## OBJECTIVE
Report every line in the listing that contains the string "إليه".

::::::::::

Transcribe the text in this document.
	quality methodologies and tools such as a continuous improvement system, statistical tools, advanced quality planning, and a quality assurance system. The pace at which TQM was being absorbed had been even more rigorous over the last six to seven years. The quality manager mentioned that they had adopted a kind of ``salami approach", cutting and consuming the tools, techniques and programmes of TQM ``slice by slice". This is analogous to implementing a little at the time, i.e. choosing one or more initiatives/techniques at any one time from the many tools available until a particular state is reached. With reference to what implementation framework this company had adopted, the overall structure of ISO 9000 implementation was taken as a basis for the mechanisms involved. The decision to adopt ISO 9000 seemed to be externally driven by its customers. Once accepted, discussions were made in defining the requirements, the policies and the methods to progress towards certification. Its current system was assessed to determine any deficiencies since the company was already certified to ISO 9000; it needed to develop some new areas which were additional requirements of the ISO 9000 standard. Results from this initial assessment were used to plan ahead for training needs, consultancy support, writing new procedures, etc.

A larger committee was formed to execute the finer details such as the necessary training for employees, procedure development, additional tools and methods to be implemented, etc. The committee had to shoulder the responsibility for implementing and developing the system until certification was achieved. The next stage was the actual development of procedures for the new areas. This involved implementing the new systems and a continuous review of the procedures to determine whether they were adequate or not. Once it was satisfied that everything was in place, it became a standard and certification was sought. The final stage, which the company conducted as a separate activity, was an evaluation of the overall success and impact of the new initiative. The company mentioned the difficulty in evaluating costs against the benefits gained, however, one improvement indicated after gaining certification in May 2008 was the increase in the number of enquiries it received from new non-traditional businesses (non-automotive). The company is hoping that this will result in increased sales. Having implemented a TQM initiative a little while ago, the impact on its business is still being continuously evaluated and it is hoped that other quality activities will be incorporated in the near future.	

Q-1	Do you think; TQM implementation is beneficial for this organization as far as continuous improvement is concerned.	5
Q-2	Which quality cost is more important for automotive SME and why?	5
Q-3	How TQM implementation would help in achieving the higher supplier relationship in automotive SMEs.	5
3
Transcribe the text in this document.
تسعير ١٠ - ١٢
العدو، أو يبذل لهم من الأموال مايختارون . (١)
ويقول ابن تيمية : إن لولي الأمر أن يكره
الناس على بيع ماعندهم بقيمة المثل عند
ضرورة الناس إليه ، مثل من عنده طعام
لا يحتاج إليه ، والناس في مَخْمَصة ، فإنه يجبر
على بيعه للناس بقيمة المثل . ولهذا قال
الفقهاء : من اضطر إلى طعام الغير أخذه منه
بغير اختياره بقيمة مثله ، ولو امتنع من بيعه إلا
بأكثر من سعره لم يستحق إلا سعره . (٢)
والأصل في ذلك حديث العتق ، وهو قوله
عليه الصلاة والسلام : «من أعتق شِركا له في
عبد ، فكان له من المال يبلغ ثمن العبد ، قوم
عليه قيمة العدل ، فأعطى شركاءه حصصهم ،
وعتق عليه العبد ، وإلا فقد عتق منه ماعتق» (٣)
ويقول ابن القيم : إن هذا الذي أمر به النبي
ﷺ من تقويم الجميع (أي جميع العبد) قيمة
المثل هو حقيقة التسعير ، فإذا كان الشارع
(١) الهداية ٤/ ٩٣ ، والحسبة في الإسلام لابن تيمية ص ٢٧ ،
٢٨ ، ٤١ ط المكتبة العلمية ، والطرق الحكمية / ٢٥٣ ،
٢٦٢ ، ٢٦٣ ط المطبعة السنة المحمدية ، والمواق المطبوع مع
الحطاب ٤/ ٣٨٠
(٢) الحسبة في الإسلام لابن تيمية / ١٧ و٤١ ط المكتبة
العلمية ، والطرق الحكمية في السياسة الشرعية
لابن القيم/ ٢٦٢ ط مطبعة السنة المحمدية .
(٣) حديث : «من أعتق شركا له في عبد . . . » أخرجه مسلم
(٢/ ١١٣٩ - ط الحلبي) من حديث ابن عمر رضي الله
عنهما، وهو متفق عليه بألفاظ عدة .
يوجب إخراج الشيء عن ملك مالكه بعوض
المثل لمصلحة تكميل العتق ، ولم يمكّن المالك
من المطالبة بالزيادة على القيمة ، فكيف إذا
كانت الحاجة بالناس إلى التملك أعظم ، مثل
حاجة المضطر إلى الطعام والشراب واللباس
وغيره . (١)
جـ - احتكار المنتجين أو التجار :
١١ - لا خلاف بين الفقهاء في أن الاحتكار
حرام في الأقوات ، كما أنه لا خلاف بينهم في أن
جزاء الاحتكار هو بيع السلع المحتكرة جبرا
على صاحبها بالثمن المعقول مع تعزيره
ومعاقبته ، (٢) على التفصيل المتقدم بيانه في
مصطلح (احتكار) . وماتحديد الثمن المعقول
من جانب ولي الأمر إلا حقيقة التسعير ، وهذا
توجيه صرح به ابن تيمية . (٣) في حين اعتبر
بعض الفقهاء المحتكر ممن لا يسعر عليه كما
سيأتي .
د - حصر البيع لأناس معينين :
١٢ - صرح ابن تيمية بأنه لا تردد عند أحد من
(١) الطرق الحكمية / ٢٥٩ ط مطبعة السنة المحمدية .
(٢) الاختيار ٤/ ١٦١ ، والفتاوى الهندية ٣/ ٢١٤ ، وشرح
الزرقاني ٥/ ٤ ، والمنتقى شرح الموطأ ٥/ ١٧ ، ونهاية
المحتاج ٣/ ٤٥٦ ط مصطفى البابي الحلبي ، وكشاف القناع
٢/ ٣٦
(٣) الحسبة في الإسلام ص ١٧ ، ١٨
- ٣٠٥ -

::::::::::

## WRITTEN RESPONSE
ضرورة الناس إليه ، مثل من عنده طعام
لا يحتاج إليه ، والناس في مَخْمَصة ، فإنه يجبر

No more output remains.